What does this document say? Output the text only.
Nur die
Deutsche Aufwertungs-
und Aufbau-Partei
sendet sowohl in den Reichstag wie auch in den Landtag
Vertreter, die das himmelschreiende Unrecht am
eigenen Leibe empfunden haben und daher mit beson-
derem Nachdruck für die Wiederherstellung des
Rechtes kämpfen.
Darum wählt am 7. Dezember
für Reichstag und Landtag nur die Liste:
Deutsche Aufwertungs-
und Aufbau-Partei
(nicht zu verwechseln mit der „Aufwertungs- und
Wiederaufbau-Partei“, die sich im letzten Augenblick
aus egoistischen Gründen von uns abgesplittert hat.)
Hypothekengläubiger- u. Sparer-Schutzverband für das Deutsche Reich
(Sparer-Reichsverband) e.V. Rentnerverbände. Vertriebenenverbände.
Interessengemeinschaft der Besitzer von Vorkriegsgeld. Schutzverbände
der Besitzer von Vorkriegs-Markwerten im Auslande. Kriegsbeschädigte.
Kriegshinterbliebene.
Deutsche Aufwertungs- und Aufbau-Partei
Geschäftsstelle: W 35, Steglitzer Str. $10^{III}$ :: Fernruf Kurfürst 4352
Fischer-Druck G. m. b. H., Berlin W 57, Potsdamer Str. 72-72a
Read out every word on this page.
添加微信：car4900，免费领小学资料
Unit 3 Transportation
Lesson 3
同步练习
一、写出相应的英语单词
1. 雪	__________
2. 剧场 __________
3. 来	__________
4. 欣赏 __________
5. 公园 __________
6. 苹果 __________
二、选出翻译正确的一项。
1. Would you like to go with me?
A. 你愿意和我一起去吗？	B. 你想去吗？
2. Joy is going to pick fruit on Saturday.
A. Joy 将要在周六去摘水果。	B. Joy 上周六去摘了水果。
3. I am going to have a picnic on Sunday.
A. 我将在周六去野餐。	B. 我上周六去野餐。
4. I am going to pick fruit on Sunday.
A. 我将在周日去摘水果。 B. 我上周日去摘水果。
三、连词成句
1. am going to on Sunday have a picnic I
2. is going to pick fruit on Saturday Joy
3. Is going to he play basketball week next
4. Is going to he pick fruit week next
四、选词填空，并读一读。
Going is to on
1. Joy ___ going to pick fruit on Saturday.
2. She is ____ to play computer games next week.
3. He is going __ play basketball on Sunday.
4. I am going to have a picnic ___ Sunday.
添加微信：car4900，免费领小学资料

#### [Task directions]
All of the data shown above must be copied exactly.

#### [Answer to this exercise]
What does this document say? Output the text only.
Nur die
Deutsche Aufwertungs-
und Aufbau-Partei
sendet sowohl in den Reichstag wie auch in den Landtag
Vertreter, die das himmelschreiende Unrecht am
eigenen Leibe empfunden haben und daher mit beson-
derem Nachdruck für die Wiederherstellung des
Rechtes kämpfen.
Darum wählt am 7. Dezember
für Reichstag und Landtag nur die Liste:
Deutsche Aufwertungs-
und Aufbau-Partei
(nicht zu verwechseln mit der „Aufwertungs- und
Wiederaufbau-Partei“, die sich im letzten Augenblick
aus egoistischen Gründen von uns abgesplittert hat.)
Hypothekengläubiger- u. Sparer-Schutzverband für das Deutsche Reich
(Sparer-Reichsverband) e.V. Rentnerverbände. Vertriebenenverbände.
Interessengemeinschaft der Besitzer von Vorkriegsgeld. Schutzverbände
der Besitzer von Vorkriegs-Markwerten im Auslande. Kriegsbeschädigte.
Kriegshinterbliebene.
Deutsche Aufwertungs- und Aufbau-Partei
Geschäftsstelle: W 35, Steglitzer Str. $10^{III}$ :: Fernruf Kurfürst 4352
Fischer-Druck G. m. b. H., Berlin W 57, Potsdamer Str. 72-72a
Read out every word on this page.
添加微信：car4900，免费领小学资料
Unit 3 Transportation
Lesson 3
同步练习
一、写出相应的英语单词
1. 雪	__________
2. 剧场 __________
3. 来	__________
4. 欣赏 __________
5. 公园 __________
6. 苹果 __________
二、选出翻译正确的一项。
1. Would you like to go with me?
A. 你愿意和我一起去吗？	B. 你想去吗？
2. Joy is going to pick fruit on Saturday.
A. Joy 将要在周六去摘水果。	B. Joy 上周六去摘了水果。
3. I am going to have a picnic on Sunday.
A. 我将在周六去野餐。	B. 我上周六去野餐。
4. I am going to pick fruit on Sunday.
A. 我将在周日去摘水果。 B. 我上周日去摘水果。
三、连词成句
1. am going to on Sunday have a picnic I
2. is going to pick fruit on Saturday Joy
3. Is going to he play basketball week next
4. Is going to he pick fruit week next
四、选词填空，并读一读。
Going is to on
1. Joy ___ going to pick fruit on Saturday.
2. She is ____ to play computer games next week.
3. He is going __ play basketball on Sunday.
4. I am going to have a picnic ___ Sunday.
添加微信：car4900，免费领小学资料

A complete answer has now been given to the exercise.